___ EXERCISE DATA
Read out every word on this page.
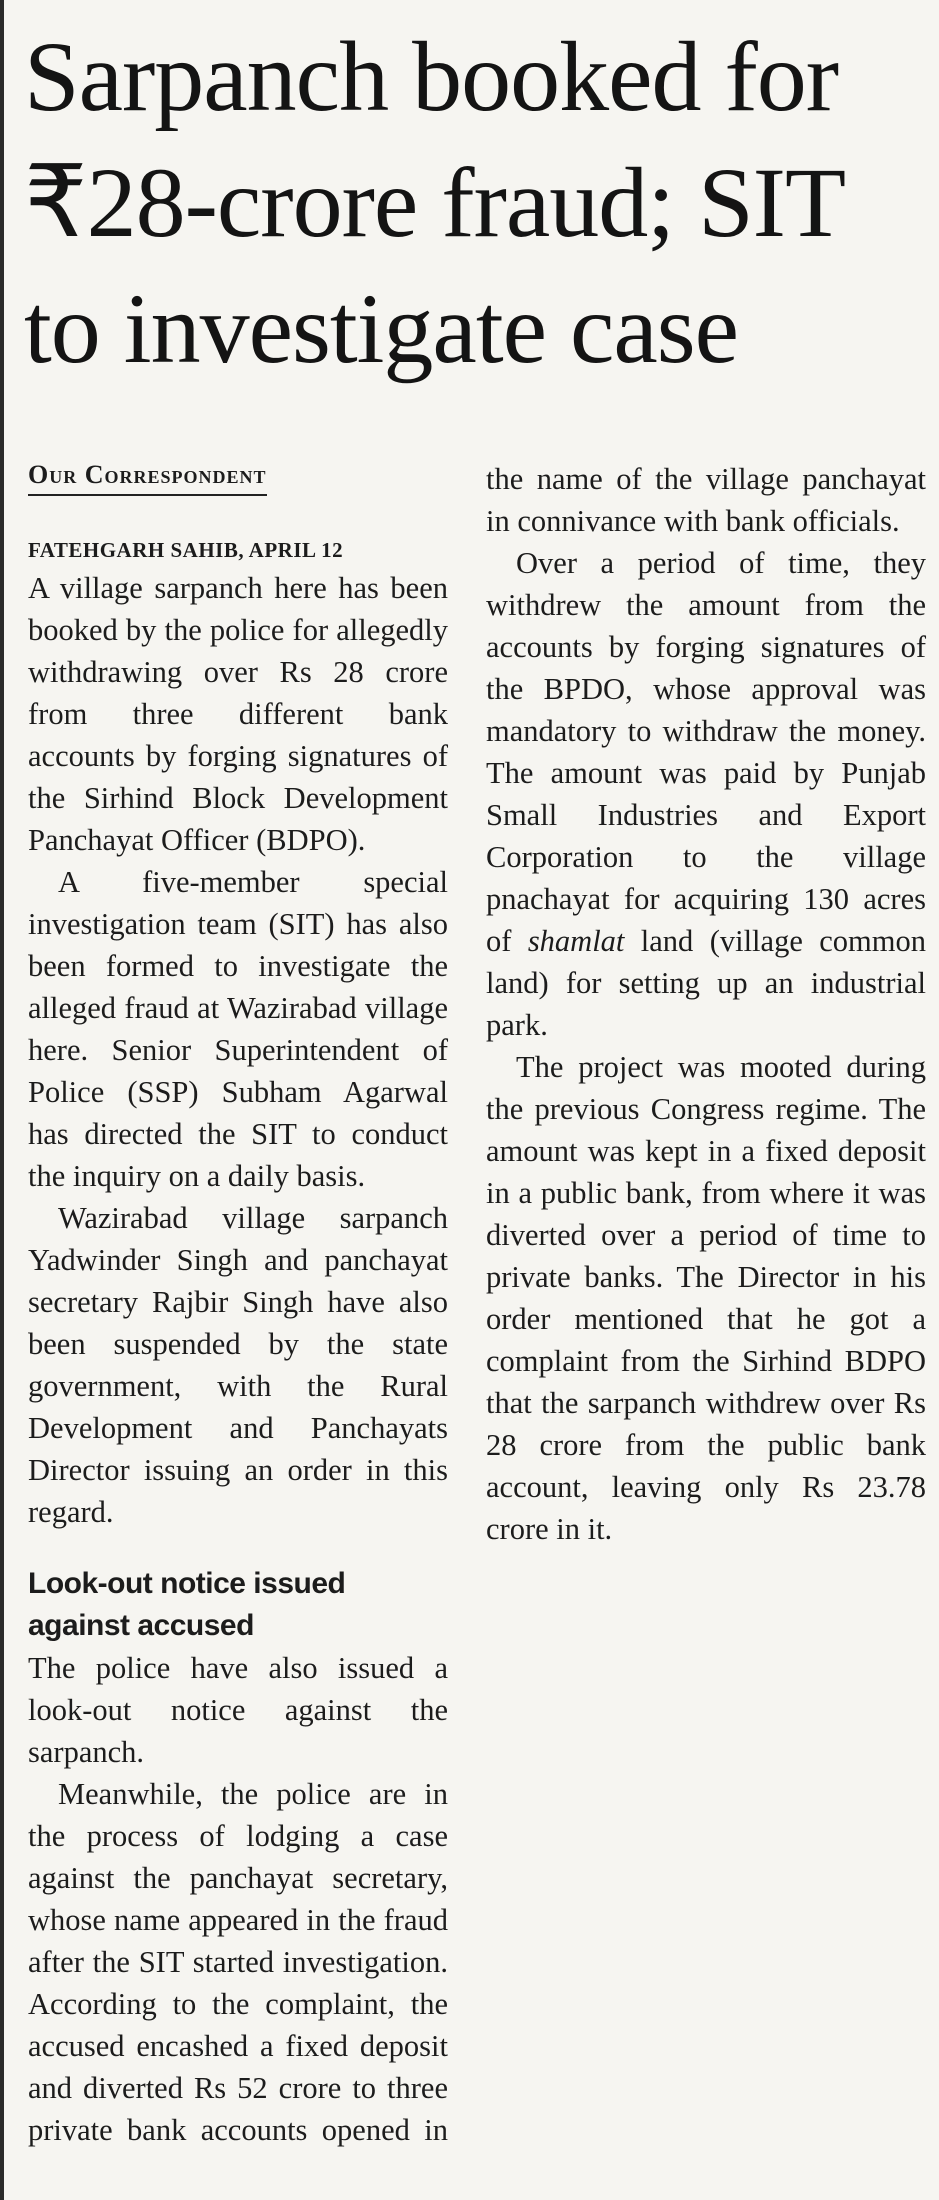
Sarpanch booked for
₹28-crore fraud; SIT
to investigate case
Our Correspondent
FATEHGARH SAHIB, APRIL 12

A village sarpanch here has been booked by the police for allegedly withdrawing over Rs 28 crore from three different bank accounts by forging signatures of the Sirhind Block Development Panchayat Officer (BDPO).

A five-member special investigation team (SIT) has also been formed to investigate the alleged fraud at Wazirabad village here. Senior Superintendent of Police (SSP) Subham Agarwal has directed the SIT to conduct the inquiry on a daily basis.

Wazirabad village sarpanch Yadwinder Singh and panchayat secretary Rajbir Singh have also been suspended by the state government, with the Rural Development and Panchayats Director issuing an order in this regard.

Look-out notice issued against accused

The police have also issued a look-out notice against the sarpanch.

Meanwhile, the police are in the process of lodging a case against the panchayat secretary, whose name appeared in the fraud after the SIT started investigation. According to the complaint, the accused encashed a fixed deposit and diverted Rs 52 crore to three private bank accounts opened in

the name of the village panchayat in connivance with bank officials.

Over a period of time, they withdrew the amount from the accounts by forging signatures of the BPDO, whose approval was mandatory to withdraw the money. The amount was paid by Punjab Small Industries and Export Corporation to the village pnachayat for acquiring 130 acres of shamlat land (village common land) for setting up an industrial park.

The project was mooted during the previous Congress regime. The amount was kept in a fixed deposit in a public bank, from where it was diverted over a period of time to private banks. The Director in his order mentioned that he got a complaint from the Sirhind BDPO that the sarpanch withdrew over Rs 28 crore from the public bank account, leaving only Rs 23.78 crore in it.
______
___ EXERCISE DATA
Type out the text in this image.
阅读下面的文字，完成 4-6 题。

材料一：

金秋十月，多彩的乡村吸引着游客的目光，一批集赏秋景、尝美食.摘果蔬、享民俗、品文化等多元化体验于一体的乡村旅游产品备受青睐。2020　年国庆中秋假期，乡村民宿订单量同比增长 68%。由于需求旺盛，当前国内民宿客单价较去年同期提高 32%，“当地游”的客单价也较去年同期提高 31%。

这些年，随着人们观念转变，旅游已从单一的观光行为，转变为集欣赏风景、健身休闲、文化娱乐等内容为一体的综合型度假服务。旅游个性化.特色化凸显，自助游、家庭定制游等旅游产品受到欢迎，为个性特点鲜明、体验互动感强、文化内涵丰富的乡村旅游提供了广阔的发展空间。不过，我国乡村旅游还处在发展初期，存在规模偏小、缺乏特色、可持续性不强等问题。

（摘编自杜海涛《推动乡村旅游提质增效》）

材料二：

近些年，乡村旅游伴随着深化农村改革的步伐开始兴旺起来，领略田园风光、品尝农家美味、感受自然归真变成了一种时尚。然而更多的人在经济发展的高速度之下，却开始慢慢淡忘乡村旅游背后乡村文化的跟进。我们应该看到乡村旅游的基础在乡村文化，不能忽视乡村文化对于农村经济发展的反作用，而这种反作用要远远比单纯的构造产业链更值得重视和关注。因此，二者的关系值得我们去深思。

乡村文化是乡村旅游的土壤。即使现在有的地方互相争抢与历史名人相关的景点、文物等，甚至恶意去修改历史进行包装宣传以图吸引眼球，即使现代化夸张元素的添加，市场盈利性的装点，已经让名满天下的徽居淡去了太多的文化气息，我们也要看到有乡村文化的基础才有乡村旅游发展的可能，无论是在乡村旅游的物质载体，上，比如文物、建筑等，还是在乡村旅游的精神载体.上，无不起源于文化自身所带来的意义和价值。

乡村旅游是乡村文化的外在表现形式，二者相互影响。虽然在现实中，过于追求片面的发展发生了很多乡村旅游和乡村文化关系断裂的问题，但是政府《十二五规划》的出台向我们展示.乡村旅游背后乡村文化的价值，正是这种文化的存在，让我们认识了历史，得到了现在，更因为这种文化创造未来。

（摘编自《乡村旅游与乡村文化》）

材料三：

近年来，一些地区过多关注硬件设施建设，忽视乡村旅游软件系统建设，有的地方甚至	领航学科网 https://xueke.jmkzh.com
______
___ EXERCISE DATA
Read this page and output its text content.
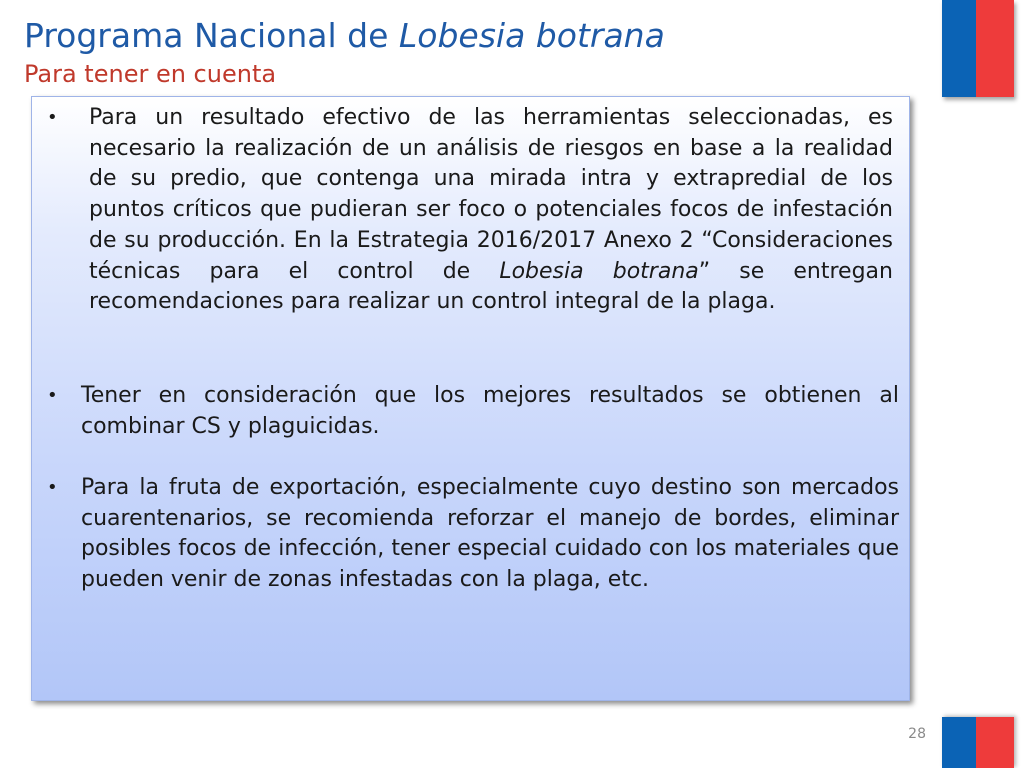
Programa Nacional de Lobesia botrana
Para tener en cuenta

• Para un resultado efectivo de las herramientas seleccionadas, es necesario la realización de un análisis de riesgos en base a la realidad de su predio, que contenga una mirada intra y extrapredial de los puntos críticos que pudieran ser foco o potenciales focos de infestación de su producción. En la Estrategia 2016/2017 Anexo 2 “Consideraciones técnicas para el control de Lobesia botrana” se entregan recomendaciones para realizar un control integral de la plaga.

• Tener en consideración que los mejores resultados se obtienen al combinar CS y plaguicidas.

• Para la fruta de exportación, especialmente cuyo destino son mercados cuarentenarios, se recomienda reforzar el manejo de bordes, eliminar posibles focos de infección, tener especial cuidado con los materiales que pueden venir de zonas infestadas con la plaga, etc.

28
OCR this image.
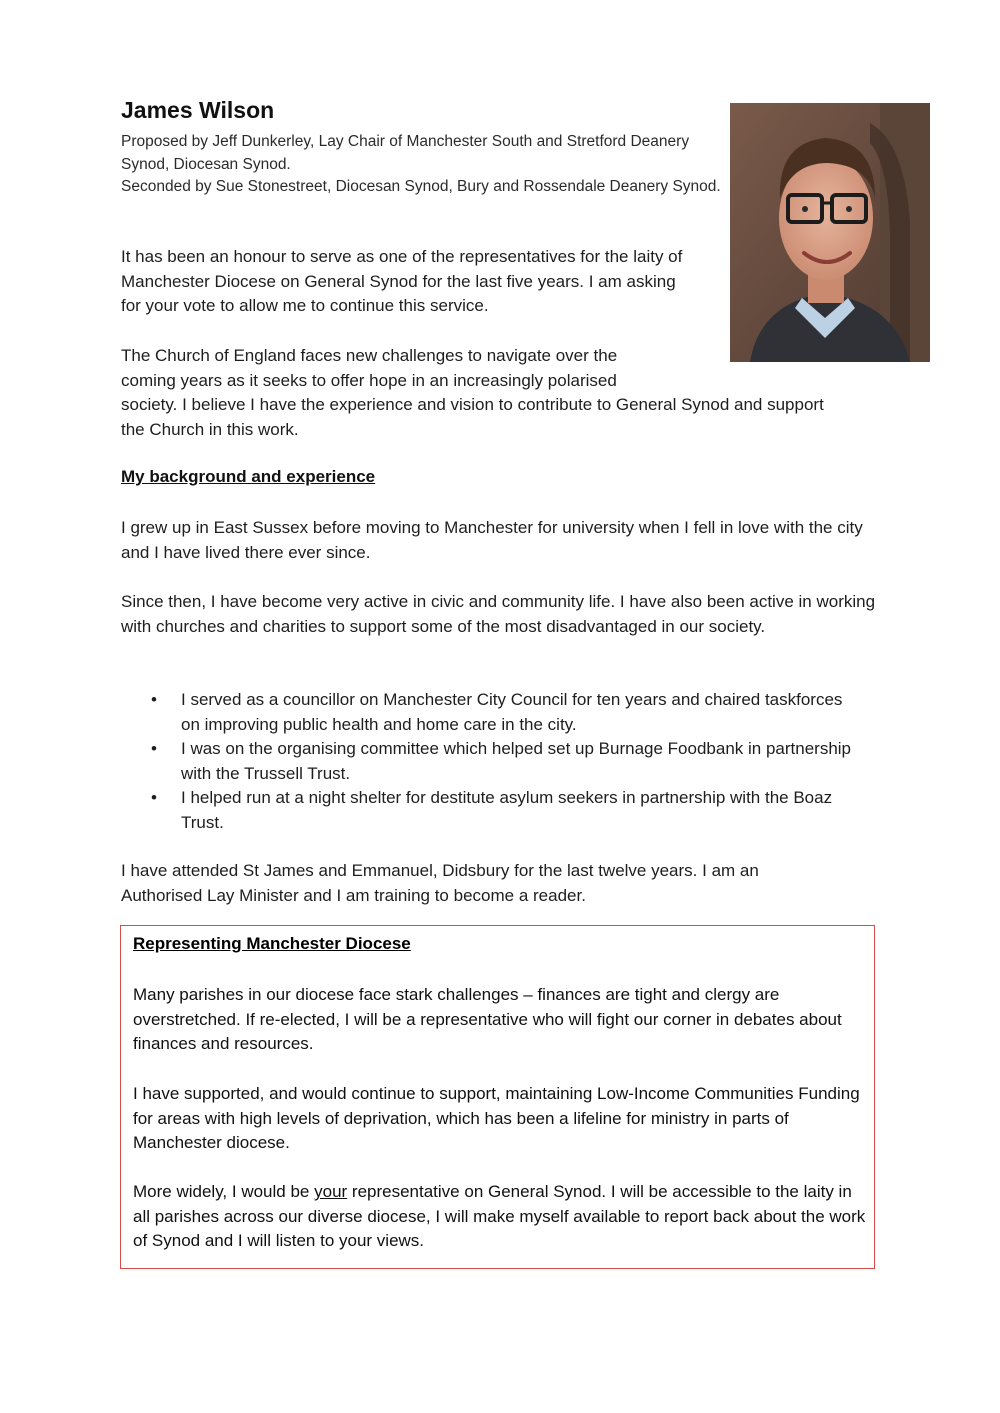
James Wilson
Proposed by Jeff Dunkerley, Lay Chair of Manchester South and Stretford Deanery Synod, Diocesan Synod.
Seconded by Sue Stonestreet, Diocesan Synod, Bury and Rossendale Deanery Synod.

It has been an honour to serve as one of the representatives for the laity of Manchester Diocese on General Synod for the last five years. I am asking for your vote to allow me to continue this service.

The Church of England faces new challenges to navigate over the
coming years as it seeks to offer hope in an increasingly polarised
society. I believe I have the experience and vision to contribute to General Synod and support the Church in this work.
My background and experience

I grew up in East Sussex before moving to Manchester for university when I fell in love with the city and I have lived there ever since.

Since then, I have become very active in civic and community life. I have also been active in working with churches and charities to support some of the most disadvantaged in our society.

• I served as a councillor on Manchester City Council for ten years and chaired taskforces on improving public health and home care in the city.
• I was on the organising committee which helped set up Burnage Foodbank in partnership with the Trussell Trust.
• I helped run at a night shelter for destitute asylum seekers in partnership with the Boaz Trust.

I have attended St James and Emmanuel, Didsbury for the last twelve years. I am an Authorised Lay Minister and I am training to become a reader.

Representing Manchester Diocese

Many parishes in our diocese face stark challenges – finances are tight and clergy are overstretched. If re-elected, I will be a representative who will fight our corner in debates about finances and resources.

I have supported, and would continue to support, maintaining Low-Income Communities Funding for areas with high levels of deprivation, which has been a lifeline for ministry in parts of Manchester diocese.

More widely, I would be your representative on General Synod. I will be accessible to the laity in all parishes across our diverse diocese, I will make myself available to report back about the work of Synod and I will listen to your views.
______
Report the number of lines in the listing where the string "this" appears, and nothing besides.

**IN RESPONSE**
7